* GIVEN RECORDS *

==========

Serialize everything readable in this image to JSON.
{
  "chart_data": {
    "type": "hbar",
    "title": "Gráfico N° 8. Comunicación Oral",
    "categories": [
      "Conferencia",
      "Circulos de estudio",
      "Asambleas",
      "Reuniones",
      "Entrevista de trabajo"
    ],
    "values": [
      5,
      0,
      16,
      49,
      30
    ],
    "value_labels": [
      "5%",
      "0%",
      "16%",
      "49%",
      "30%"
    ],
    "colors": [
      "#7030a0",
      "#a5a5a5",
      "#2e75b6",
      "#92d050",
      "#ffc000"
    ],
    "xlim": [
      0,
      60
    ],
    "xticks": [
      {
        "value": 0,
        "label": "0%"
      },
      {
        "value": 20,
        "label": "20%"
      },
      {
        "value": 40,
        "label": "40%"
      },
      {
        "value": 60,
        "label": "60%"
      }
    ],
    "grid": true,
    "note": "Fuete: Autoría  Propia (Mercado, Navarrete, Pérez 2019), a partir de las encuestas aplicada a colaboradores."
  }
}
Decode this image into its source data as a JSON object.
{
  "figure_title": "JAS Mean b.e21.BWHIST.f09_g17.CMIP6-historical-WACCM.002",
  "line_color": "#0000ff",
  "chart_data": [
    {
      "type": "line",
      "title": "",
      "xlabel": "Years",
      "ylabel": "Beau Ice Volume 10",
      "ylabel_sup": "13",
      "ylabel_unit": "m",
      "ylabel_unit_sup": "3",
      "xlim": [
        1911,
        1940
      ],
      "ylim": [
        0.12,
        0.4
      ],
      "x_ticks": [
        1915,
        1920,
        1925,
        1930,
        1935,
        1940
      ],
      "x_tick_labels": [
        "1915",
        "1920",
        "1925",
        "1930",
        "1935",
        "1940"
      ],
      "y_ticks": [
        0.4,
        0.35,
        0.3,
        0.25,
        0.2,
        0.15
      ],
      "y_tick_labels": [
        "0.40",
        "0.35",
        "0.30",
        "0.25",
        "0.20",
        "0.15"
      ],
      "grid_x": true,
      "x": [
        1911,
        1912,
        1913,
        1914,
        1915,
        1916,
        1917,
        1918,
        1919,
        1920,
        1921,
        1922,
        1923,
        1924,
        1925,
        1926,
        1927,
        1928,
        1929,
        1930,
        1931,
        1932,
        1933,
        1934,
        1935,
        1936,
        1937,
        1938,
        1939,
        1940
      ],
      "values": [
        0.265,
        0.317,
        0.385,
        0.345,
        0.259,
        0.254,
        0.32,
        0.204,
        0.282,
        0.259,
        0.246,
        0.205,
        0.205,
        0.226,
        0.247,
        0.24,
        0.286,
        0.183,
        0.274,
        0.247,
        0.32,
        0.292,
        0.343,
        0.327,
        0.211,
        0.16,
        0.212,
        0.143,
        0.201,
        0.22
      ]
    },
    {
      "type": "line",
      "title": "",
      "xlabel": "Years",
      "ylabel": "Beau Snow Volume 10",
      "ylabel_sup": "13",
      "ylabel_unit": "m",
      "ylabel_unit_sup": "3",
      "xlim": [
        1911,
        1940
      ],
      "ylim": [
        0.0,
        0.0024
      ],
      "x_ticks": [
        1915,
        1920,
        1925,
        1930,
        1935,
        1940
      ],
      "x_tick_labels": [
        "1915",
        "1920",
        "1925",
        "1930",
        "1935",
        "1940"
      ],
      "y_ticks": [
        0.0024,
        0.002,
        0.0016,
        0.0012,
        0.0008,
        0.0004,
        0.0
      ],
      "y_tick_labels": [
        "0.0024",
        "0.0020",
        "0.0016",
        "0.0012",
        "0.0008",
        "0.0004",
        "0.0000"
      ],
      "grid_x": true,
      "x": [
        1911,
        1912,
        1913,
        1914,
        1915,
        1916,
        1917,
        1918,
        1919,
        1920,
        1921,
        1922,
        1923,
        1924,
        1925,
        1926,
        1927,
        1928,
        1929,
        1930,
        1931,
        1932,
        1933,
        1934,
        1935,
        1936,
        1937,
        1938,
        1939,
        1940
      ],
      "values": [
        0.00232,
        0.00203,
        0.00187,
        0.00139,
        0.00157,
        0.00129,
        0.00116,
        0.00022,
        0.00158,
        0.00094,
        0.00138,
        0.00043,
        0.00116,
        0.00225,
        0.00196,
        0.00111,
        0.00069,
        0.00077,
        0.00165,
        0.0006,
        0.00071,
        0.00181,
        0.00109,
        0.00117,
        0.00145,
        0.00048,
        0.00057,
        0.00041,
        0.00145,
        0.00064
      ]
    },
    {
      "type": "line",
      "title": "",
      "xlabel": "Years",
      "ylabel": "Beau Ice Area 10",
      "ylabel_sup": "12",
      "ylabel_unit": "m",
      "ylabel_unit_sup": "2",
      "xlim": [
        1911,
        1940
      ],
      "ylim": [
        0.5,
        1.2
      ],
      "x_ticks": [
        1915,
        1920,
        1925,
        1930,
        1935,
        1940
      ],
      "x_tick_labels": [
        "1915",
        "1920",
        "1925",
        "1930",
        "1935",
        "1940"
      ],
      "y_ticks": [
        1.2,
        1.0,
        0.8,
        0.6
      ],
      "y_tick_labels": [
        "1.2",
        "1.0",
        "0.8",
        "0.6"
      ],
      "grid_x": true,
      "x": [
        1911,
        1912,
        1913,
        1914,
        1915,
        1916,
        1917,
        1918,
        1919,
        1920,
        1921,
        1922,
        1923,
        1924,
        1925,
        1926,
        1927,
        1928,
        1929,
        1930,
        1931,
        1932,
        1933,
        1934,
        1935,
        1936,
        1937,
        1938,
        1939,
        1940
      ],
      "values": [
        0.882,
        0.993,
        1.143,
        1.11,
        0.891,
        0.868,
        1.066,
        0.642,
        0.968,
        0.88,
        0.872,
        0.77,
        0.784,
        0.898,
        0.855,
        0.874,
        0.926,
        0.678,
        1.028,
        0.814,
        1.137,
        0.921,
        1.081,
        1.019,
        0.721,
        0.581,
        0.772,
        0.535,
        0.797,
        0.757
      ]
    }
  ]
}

==========

* EXERCISE TASK *
Copy out the whole listing, exactly as written.

* ANSWER TO THIS EXERCISE *
Serialize everything readable in this image to JSON.
{
  "chart_data": {
    "type": "hbar",
    "title": "Gráfico N° 8. Comunicación Oral",
    "categories": [
      "Conferencia",
      "Circulos de estudio",
      "Asambleas",
      "Reuniones",
      "Entrevista de trabajo"
    ],
    "values": [
      5,
      0,
      16,
      49,
      30
    ],
    "value_labels": [
      "5%",
      "0%",
      "16%",
      "49%",
      "30%"
    ],
    "colors": [
      "#7030a0",
      "#a5a5a5",
      "#2e75b6",
      "#92d050",
      "#ffc000"
    ],
    "xlim": [
      0,
      60
    ],
    "xticks": [
      {
        "value": 0,
        "label": "0%"
      },
      {
        "value": 20,
        "label": "20%"
      },
      {
        "value": 40,
        "label": "40%"
      },
      {
        "value": 60,
        "label": "60%"
      }
    ],
    "grid": true,
    "note": "Fuete: Autoría  Propia (Mercado, Navarrete, Pérez 2019), a partir de las encuestas aplicada a colaboradores."
  }
}
Decode this image into its source data as a JSON object.
{
  "figure_title": "JAS Mean b.e21.BWHIST.f09_g17.CMIP6-historical-WACCM.002",
  "line_color": "#0000ff",
  "chart_data": [
    {
      "type": "line",
      "title": "",
      "xlabel": "Years",
      "ylabel": "Beau Ice Volume 10",
      "ylabel_sup": "13",
      "ylabel_unit": "m",
      "ylabel_unit_sup": "3",
      "xlim": [
        1911,
        1940
      ],
      "ylim": [
        0.12,
        0.4
      ],
      "x_ticks": [
        1915,
        1920,
        1925,
        1930,
        1935,
        1940
      ],
      "x_tick_labels": [
        "1915",
        "1920",
        "1925",
        "1930",
        "1935",
        "1940"
      ],
      "y_ticks": [
        0.4,
        0.35,
        0.3,
        0.25,
        0.2,
        0.15
      ],
      "y_tick_labels": [
        "0.40",
        "0.35",
        "0.30",
        "0.25",
        "0.20",
        "0.15"
      ],
      "grid_x": true,
      "x": [
        1911,
        1912,
        1913,
        1914,
        1915,
        1916,
        1917,
        1918,
        1919,
        1920,
        1921,
        1922,
        1923,
        1924,
        1925,
        1926,
        1927,
        1928,
        1929,
        1930,
        1931,
        1932,
        1933,
        1934,
        1935,
        1936,
        1937,
        1938,
        1939,
        1940
      ],
      "values": [
        0.265,
        0.317,
        0.385,
        0.345,
        0.259,
        0.254,
        0.32,
        0.204,
        0.282,
        0.259,
        0.246,
        0.205,
        0.205,
        0.226,
        0.247,
        0.24,
        0.286,
        0.183,
        0.274,
        0.247,
        0.32,
        0.292,
        0.343,
        0.327,
        0.211,
        0.16,
        0.212,
        0.143,
        0.201,
        0.22
      ]
    },
    {
      "type": "line",
      "title": "",
      "xlabel": "Years",
      "ylabel": "Beau Snow Volume 10",
      "ylabel_sup": "13",
      "ylabel_unit": "m",
      "ylabel_unit_sup": "3",
      "xlim": [
        1911,
        1940
      ],
      "ylim": [
        0.0,
        0.0024
      ],
      "x_ticks": [
        1915,
        1920,
        1925,
        1930,
        1935,
        1940
      ],
      "x_tick_labels": [
        "1915",
        "1920",
        "1925",
        "1930",
        "1935",
        "1940"
      ],
      "y_ticks": [
        0.0024,
        0.002,
        0.0016,
        0.0012,
        0.0008,
        0.0004,
        0.0
      ],
      "y_tick_labels": [
        "0.0024",
        "0.0020",
        "0.0016",
        "0.0012",
        "0.0008",
        "0.0004",
        "0.0000"
      ],
      "grid_x": true,
      "x": [
        1911,
        1912,
        1913,
        1914,
        1915,
        1916,
        1917,
        1918,
        1919,
        1920,
        1921,
        1922,
        1923,
        1924,
        1925,
        1926,
        1927,
        1928,
        1929,
        1930,
        1931,
        1932,
        1933,
        1934,
        1935,
        1936,
        1937,
        1938,
        1939,
        1940
      ],
      "values": [
        0.00232,
        0.00203,
        0.00187,
        0.00139,
        0.00157,
        0.00129,
        0.00116,
        0.00022,
        0.00158,
        0.00094,
        0.00138,
        0.00043,
        0.00116,
        0.00225,
        0.00196,
        0.00111,
        0.00069,
        0.00077,
        0.00165,
        0.0006,
        0.00071,
        0.00181,
        0.00109,
        0.00117,
        0.00145,
        0.00048,
        0.00057,
        0.00041,
        0.00145,
        0.00064
      ]
    },
    {
      "type": "line",
      "title": "",
      "xlabel": "Years",
      "ylabel": "Beau Ice Area 10",
      "ylabel_sup": "12",
      "ylabel_unit": "m",
      "ylabel_unit_sup": "2",
      "xlim": [
        1911,
        1940
      ],
      "ylim": [
        0.5,
        1.2
      ],
      "x_ticks": [
        1915,
        1920,
        1925,
        1930,
        1935,
        1940
      ],
      "x_tick_labels": [
        "1915",
        "1920",
        "1925",
        "1930",
        "1935",
        "1940"
      ],
      "y_ticks": [
        1.2,
        1.0,
        0.8,
        0.6
      ],
      "y_tick_labels": [
        "1.2",
        "1.0",
        "0.8",
        "0.6"
      ],
      "grid_x": true,
      "x": [
        1911,
        1912,
        1913,
        1914,
        1915,
        1916,
        1917,
        1918,
        1919,
        1920,
        1921,
        1922,
        1923,
        1924,
        1925,
        1926,
        1927,
        1928,
        1929,
        1930,
        1931,
        1932,
        1933,
        1934,
        1935,
        1936,
        1937,
        1938,
        1939,
        1940
      ],
      "values": [
        0.882,
        0.993,
        1.143,
        1.11,
        0.891,
        0.868,
        1.066,
        0.642,
        0.968,
        0.88,
        0.872,
        0.77,
        0.784,
        0.898,
        0.855,
        0.874,
        0.926,
        0.678,
        1.028,
        0.814,
        1.137,
        0.921,
        1.081,
        1.019,
        0.721,
        0.581,
        0.772,
        0.535,
        0.797,
        0.757
      ]
    }
  ]
}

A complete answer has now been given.